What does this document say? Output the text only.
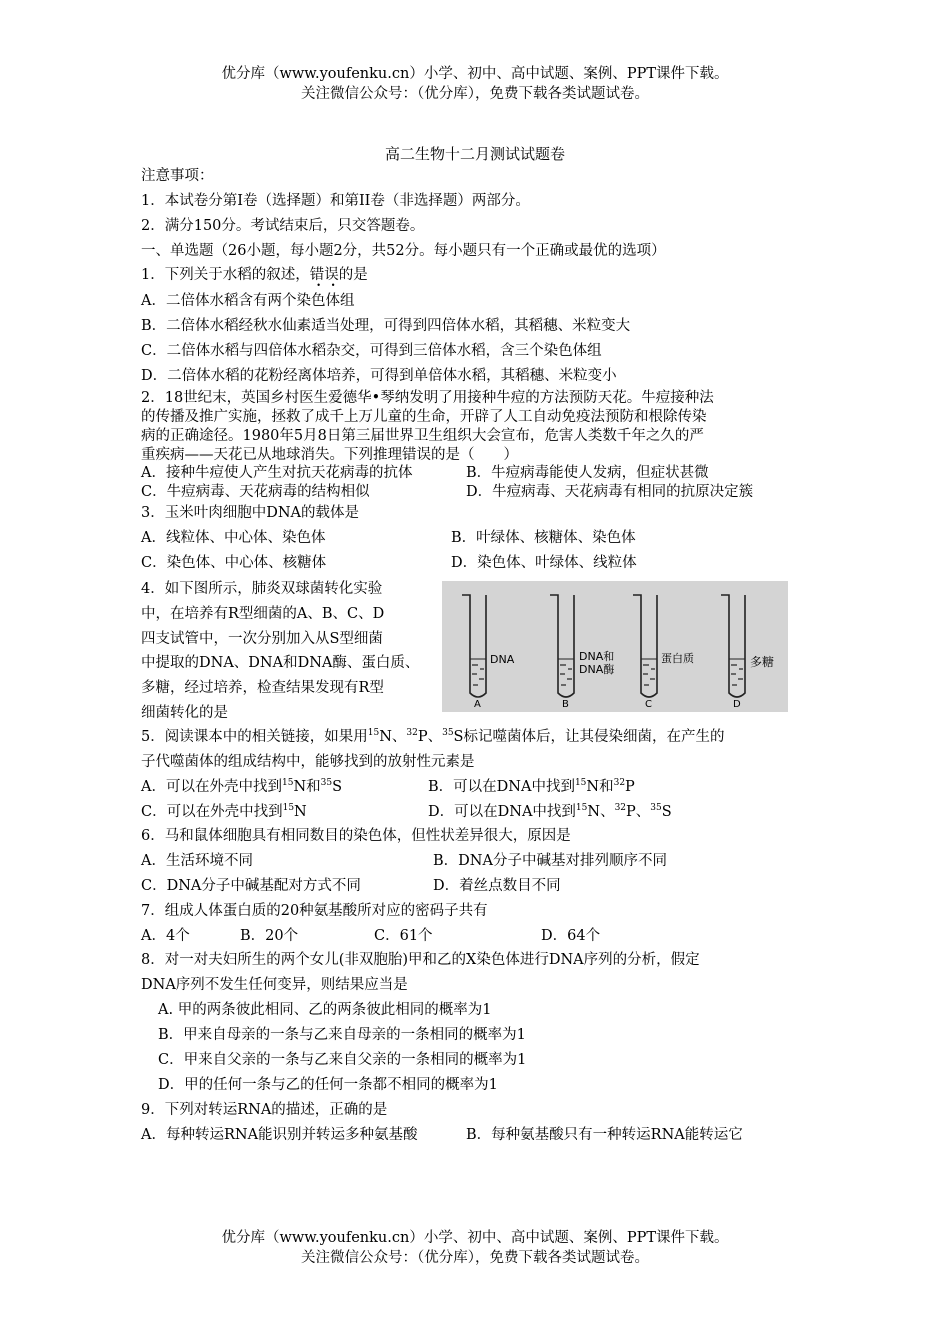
优分库（www.youfenku.cn）小学、初中、高中试题、案例、PPT课件下载。
关注微信公众号：（优分库），免费下载各类试题试卷。
高二生物十二月测试试题卷
注意事项：
1．本试卷分第Ⅰ卷（选择题）和第II卷（非选择题）两部分。
2．满分150分。考试结束后，只交答题卷。
一、单选题（26小题，每小题2分，共52分。每小题只有一个正确或最优的选项）
1．下列关于水稻的叙述，错误的是
A．二倍体水稻含有两个染色体组
B．二倍体水稻经秋水仙素适当处理，可得到四倍体水稻，其稻穗、米粒变大
C．二倍体水稻与四倍体水稻杂交，可得到三倍体水稻，含三个染色体组
D．二倍体水稻的花粉经离体培养，可得到单倍体水稻，其稻穗、米粒变小
2．18世纪末，英国乡村医生爱德华•琴纳发明了用接种牛痘的方法预防天花。牛痘接种法
的传播及推广实施，拯救了成千上万儿童的生命，开辟了人工自动免疫法预防和根除传染
病的正确途径。1980年5月8日第三届世界卫生组织大会宣布，危害人类数千年之久的严
重疾病——天花已从地球消失。下列推理错误的是（　　）
A．接种牛痘使人产生对抗天花病毒的抗体	B．牛痘病毒能使人发病，但症状甚微
C．牛痘病毒、天花病毒的结构相似	D．牛痘病毒、天花病毒有相同的抗原决定簇
3．玉米叶肉细胞中DNA的载体是
A．线粒体、中心体、染色体	B．叶绿体、核糖体、染色体
C．染色体、中心体、核糖体	D．染色体、叶绿体、线粒体
4．如下图所示，肺炎双球菌转化实验
中，在培养有R型细菌的A、B、C、D
四支试管中，一次分别加入从S型细菌
中提取的DNA、DNA和DNA酶、蛋白质、
多糖，经过培养，检查结果发现有R型
细菌转化的是
DNA
A
DNA和
DNA酶
B
蛋白质
C
多糖
D
5．阅读课本中的相关链接，如果用$^{15}$N、$^{32}$P、$^{35}$S标记噬菌体后，让其侵染细菌，在产生的
子代噬菌体的组成结构中，能够找到的放射性元素是
A．可以在外壳中找到$^{15}$N和$^{35}$S	B．可以在DNA中找到$^{15}$N和$^{32}$P
C．可以在外壳中找到$^{15}$N	D．可以在DNA中找到$^{15}$N、$^{32}$P、$^{35}$S
6．马和鼠体细胞具有相同数目的染色体，但性状差异很大，原因是
A．生活环境不同	B．DNA分子中碱基对排列顺序不同
C．DNA分子中碱基配对方式不同	D．着丝点数目不同
7．组成人体蛋白质的20种氨基酸所对应的密码子共有
A．4个	B．20个	C．61个	D．64个
8．对一对夫妇所生的两个女儿(非双胞胎)甲和乙的X染色体进行DNA序列的分析，假定
DNA序列不发生任何变异，则结果应当是
A. 甲的两条彼此相同、乙的两条彼此相同的概率为1
B．甲来自母亲的一条与乙来自母亲的一条相同的概率为1
C．甲来自父亲的一条与乙来自父亲的一条相同的概率为1
D．甲的任何一条与乙的任何一条都不相同的概率为1
9．下列对转运RNA的描述，正确的是
A．每种转运RNA能识别并转运多种氨基酸	B．每种氨基酸只有一种转运RNA能转运它
优分库（www.youfenku.cn）小学、初中、高中试题、案例、PPT课件下载。
关注微信公众号：（优分库），免费下载各类试题试卷。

··········

Task instructions:
Omit any images, then output the listing exactly.

Result:
What does this document say? Output the text only.
优分库（www.youfenku.cn）小学、初中、高中试题、案例、PPT课件下载。
关注微信公众号：（优分库），免费下载各类试题试卷。
高二生物十二月测试试题卷
注意事项：
1．本试卷分第Ⅰ卷（选择题）和第II卷（非选择题）两部分。
2．满分150分。考试结束后，只交答题卷。
一、单选题（26小题，每小题2分，共52分。每小题只有一个正确或最优的选项）
1．下列关于水稻的叙述，错误的是
A．二倍体水稻含有两个染色体组
B．二倍体水稻经秋水仙素适当处理，可得到四倍体水稻，其稻穗、米粒变大
C．二倍体水稻与四倍体水稻杂交，可得到三倍体水稻，含三个染色体组
D．二倍体水稻的花粉经离体培养，可得到单倍体水稻，其稻穗、米粒变小
2．18世纪末，英国乡村医生爱德华•琴纳发明了用接种牛痘的方法预防天花。牛痘接种法
的传播及推广实施，拯救了成千上万儿童的生命，开辟了人工自动免疫法预防和根除传染
病的正确途径。1980年5月8日第三届世界卫生组织大会宣布，危害人类数千年之久的严
重疾病——天花已从地球消失。下列推理错误的是（　　）
A．接种牛痘使人产生对抗天花病毒的抗体	B．牛痘病毒能使人发病，但症状甚微
C．牛痘病毒、天花病毒的结构相似	D．牛痘病毒、天花病毒有相同的抗原决定簇
3．玉米叶肉细胞中DNA的载体是
A．线粒体、中心体、染色体	B．叶绿体、核糖体、染色体
C．染色体、中心体、核糖体	D．染色体、叶绿体、线粒体
4．如下图所示，肺炎双球菌转化实验
中，在培养有R型细菌的A、B、C、D
四支试管中，一次分别加入从S型细菌
中提取的DNA、DNA和DNA酶、蛋白质、
多糖，经过培养，检查结果发现有R型
细菌转化的是
DNA
A
DNA和
DNA酶
B
蛋白质
C
多糖
D
5．阅读课本中的相关链接，如果用$^{15}$N、$^{32}$P、$^{35}$S标记噬菌体后，让其侵染细菌，在产生的
子代噬菌体的组成结构中，能够找到的放射性元素是
A．可以在外壳中找到$^{15}$N和$^{35}$S	B．可以在DNA中找到$^{15}$N和$^{32}$P
C．可以在外壳中找到$^{15}$N	D．可以在DNA中找到$^{15}$N、$^{32}$P、$^{35}$S
6．马和鼠体细胞具有相同数目的染色体，但性状差异很大，原因是
A．生活环境不同	B．DNA分子中碱基对排列顺序不同
C．DNA分子中碱基配对方式不同	D．着丝点数目不同
7．组成人体蛋白质的20种氨基酸所对应的密码子共有
A．4个	B．20个	C．61个	D．64个
8．对一对夫妇所生的两个女儿(非双胞胎)甲和乙的X染色体进行DNA序列的分析，假定
DNA序列不发生任何变异，则结果应当是
A. 甲的两条彼此相同、乙的两条彼此相同的概率为1
B．甲来自母亲的一条与乙来自母亲的一条相同的概率为1
C．甲来自父亲的一条与乙来自父亲的一条相同的概率为1
D．甲的任何一条与乙的任何一条都不相同的概率为1
9．下列对转运RNA的描述，正确的是
A．每种转运RNA能识别并转运多种氨基酸	B．每种氨基酸只有一种转运RNA能转运它
优分库（www.youfenku.cn）小学、初中、高中试题、案例、PPT课件下载。
关注微信公众号：（优分库），免费下载各类试题试卷。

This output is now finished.